▶ [ENTRIES SUPPLIED]:
--------------------------------

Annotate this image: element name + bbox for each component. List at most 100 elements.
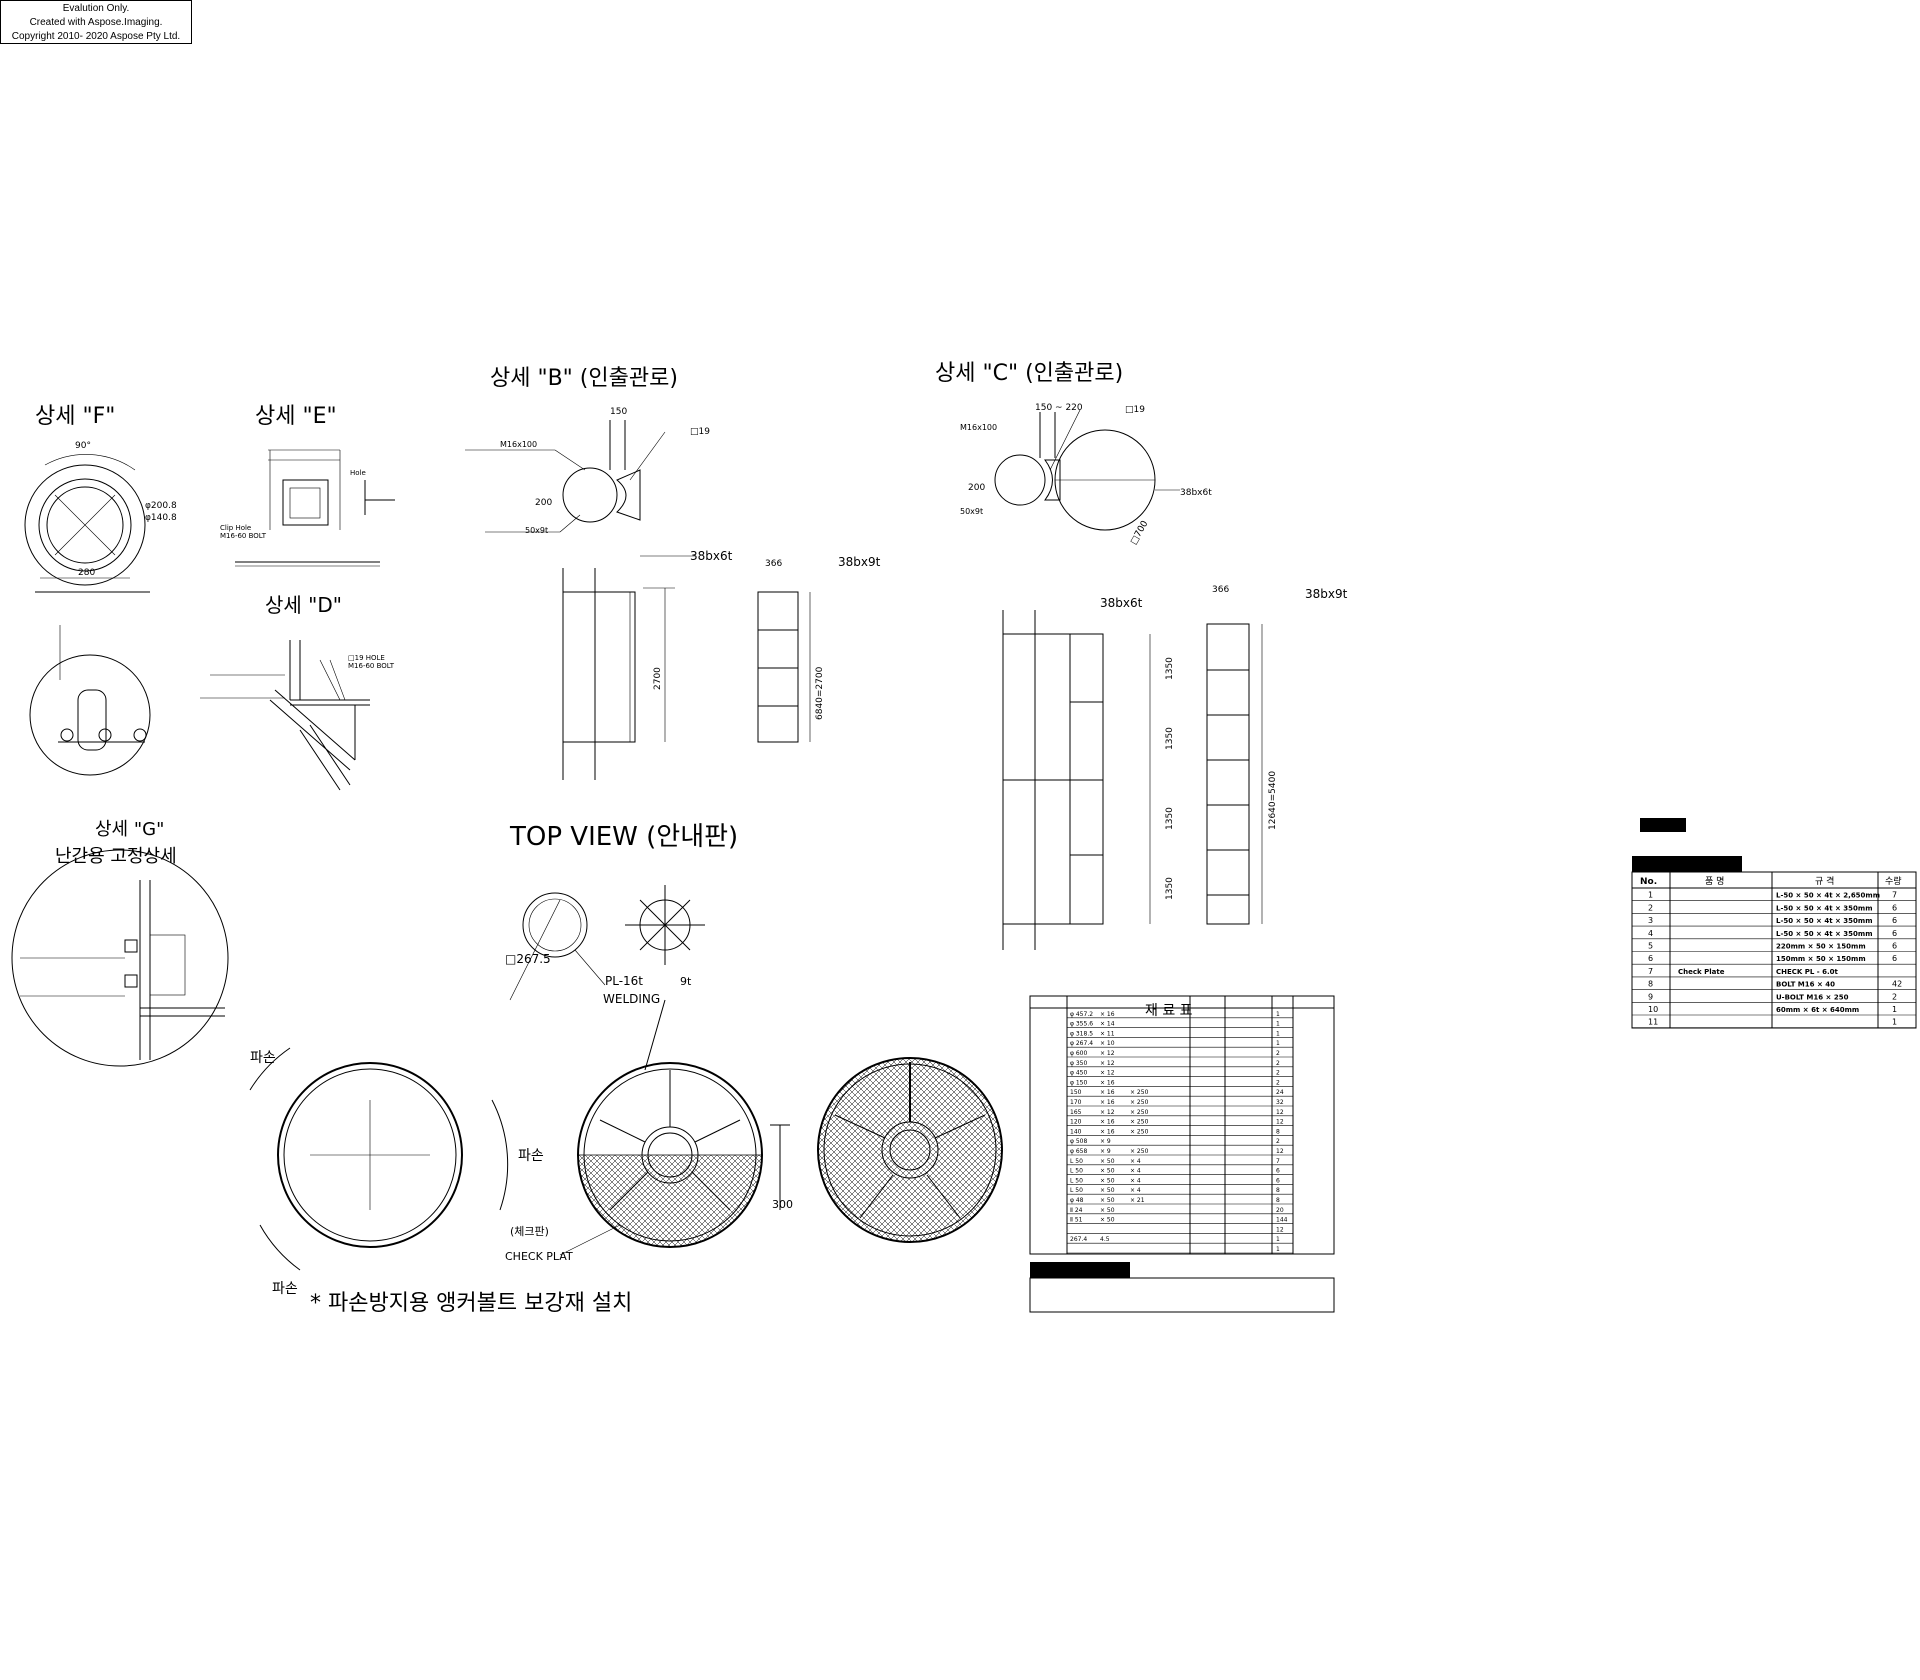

--------------------------------

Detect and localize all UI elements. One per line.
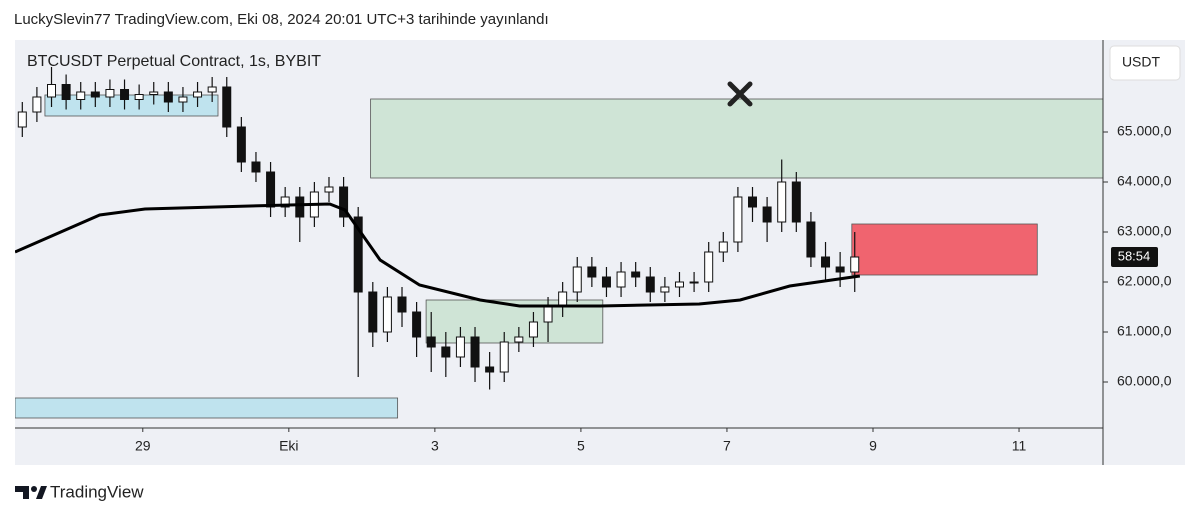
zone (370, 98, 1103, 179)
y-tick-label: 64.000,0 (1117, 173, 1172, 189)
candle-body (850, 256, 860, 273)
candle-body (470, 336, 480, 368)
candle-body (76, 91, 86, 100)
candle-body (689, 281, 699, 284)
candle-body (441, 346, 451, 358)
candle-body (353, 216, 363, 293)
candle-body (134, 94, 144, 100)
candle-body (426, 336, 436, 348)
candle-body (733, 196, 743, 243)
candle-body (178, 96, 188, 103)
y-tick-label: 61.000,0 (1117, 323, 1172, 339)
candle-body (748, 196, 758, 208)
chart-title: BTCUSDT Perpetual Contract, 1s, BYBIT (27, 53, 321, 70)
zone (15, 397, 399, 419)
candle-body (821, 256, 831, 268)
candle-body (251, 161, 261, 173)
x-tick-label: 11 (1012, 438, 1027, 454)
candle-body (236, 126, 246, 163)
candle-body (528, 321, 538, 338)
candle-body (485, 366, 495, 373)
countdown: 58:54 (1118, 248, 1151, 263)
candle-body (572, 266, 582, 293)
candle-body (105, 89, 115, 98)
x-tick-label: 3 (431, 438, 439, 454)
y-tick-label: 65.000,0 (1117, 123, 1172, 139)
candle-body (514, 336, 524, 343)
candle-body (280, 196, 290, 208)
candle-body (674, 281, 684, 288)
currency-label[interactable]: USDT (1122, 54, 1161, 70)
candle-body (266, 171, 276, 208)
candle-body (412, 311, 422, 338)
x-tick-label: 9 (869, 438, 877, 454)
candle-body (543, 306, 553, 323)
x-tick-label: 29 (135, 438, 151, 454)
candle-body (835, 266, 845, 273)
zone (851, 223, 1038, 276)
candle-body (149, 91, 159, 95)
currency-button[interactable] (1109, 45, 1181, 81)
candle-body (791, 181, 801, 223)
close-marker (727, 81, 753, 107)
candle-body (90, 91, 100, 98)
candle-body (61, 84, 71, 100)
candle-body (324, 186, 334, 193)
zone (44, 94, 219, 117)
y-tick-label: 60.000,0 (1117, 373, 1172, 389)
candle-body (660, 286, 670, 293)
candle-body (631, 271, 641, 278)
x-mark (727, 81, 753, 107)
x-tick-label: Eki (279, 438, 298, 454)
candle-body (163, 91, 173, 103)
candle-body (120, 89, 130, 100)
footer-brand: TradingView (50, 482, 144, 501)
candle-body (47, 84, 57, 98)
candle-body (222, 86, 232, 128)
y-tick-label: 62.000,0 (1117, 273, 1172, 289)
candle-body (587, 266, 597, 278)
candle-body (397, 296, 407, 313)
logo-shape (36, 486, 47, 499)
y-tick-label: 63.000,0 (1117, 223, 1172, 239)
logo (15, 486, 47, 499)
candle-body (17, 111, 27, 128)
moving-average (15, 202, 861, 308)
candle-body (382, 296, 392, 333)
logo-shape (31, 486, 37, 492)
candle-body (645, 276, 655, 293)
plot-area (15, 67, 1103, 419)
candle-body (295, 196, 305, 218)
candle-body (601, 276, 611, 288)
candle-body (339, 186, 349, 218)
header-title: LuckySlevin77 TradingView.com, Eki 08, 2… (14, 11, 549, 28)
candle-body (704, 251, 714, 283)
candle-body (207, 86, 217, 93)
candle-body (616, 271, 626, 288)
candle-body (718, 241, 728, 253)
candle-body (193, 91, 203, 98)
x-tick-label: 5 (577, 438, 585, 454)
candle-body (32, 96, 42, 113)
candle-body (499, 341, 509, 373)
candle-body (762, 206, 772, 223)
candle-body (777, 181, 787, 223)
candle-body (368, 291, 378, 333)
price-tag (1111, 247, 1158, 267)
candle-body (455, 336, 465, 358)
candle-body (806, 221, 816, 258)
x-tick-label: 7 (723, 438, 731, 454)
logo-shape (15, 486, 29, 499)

--------------------------------

▶ [YOUR GOAL]: Write out the records word for word, from the line with "Detect and localize" up to and including the line with "x-mark (727, 81, 753, 107)". Leave the pictures out of your copy.

▶ [TASK SOLUTION]:
Detect and localize all UI elements. One per line.
zone (370, 98, 1103, 179)
y-tick-label: 64.000,0 (1117, 173, 1172, 189)
candle-body (850, 256, 860, 273)
candle-body (470, 336, 480, 368)
candle-body (76, 91, 86, 100)
candle-body (689, 281, 699, 284)
candle-body (441, 346, 451, 358)
candle-body (353, 216, 363, 293)
candle-body (134, 94, 144, 100)
candle-body (426, 336, 436, 348)
candle-body (733, 196, 743, 243)
candle-body (178, 96, 188, 103)
y-tick-label: 61.000,0 (1117, 323, 1172, 339)
candle-body (748, 196, 758, 208)
chart-title: BTCUSDT Perpetual Contract, 1s, BYBIT (27, 53, 321, 70)
zone (15, 397, 399, 419)
candle-body (821, 256, 831, 268)
candle-body (251, 161, 261, 173)
x-tick-label: 11 (1012, 438, 1027, 454)
candle-body (236, 126, 246, 163)
candle-body (528, 321, 538, 338)
candle-body (485, 366, 495, 373)
countdown: 58:54 (1118, 248, 1151, 263)
candle-body (572, 266, 582, 293)
candle-body (105, 89, 115, 98)
x-tick-label: 3 (431, 438, 439, 454)
y-tick-label: 65.000,0 (1117, 123, 1172, 139)
candle-body (514, 336, 524, 343)
candle-body (280, 196, 290, 208)
candle-body (674, 281, 684, 288)
currency-label[interactable]: USDT (1122, 54, 1161, 70)
candle-body (266, 171, 276, 208)
candle-body (412, 311, 422, 338)
x-tick-label: 9 (869, 438, 877, 454)
candle-body (543, 306, 553, 323)
x-tick-label: 29 (135, 438, 151, 454)
candle-body (835, 266, 845, 273)
zone (851, 223, 1038, 276)
candle-body (149, 91, 159, 95)
currency-button[interactable] (1109, 45, 1181, 81)
candle-body (791, 181, 801, 223)
close-marker (727, 81, 753, 107)
candle-body (90, 91, 100, 98)
candle-body (61, 84, 71, 100)
candle-body (324, 186, 334, 193)
zone (44, 94, 219, 117)
y-tick-label: 60.000,0 (1117, 373, 1172, 389)
candle-body (660, 286, 670, 293)
candle-body (631, 271, 641, 278)
x-mark (727, 81, 753, 107)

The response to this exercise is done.